Narrow the data below down to the lines containing "labels".

Rows from a figure dataset:
=======
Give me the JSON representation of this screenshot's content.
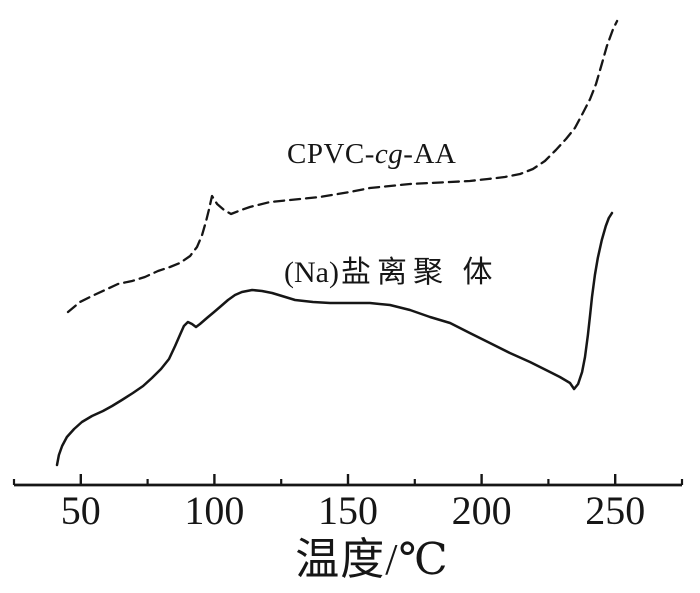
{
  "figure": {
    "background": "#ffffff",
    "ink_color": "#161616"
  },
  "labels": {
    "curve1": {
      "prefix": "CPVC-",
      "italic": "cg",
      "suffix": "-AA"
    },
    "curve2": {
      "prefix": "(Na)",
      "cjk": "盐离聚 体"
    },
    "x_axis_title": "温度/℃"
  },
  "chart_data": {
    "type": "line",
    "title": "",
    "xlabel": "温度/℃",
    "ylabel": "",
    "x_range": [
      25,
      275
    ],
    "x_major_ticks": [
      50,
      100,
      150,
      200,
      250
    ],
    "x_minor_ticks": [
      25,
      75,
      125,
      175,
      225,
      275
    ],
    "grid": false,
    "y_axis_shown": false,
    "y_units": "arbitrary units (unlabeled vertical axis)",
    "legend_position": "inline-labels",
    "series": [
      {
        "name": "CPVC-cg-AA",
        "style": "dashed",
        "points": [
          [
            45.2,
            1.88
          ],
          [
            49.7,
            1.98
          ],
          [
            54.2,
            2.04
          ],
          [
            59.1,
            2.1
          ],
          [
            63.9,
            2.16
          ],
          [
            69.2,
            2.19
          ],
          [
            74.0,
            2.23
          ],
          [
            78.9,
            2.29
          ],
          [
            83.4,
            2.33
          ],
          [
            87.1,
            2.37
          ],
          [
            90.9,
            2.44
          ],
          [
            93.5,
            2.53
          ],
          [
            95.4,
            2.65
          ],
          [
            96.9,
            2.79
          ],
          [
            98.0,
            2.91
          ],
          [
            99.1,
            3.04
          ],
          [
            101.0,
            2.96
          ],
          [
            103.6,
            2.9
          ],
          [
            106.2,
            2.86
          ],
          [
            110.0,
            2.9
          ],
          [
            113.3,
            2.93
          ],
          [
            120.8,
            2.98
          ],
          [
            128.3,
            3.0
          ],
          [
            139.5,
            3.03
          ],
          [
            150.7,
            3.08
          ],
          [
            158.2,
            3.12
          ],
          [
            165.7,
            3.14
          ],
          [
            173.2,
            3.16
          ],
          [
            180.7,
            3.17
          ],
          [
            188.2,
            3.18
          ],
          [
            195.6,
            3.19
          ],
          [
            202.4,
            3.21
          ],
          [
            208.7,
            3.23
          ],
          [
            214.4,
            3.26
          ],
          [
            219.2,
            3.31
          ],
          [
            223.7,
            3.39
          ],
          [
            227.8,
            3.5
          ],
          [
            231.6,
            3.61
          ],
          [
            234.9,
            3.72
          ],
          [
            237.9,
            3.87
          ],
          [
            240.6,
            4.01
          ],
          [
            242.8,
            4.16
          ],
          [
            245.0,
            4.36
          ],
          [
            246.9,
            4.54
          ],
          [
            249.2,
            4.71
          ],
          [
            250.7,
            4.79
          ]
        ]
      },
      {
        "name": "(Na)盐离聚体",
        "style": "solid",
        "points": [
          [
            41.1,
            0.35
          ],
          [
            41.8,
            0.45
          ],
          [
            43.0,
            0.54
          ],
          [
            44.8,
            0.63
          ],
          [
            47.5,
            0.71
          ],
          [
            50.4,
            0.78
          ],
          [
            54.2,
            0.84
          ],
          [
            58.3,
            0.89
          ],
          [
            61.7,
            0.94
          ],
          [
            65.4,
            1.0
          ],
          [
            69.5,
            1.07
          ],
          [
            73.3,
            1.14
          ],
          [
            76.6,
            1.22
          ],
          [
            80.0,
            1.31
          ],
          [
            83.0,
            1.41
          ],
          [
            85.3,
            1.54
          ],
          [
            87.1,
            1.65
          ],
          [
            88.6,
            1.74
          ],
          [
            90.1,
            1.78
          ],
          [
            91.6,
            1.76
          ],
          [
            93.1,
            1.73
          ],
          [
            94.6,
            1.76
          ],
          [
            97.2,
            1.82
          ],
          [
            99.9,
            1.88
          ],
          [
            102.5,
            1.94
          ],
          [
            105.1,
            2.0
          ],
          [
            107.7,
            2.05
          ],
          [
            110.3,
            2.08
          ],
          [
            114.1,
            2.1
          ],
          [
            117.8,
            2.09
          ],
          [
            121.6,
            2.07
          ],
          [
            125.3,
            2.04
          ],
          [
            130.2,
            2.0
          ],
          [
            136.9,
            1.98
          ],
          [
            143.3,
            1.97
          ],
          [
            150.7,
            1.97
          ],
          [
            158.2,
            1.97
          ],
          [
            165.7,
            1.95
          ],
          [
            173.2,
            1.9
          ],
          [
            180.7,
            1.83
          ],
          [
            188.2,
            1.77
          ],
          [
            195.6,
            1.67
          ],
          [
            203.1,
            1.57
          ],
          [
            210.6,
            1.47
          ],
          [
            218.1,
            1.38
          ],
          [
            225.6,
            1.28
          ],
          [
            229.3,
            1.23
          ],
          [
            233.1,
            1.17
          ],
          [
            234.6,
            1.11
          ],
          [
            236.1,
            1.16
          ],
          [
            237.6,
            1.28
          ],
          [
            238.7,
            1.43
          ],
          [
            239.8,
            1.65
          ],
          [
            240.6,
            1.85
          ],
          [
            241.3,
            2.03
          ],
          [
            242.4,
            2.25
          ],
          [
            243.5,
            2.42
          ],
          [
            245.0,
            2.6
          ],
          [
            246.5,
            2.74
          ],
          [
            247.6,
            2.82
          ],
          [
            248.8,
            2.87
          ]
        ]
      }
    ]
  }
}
=======
Correct answer:
  "labels": {
    "legend_position": "inline-labels",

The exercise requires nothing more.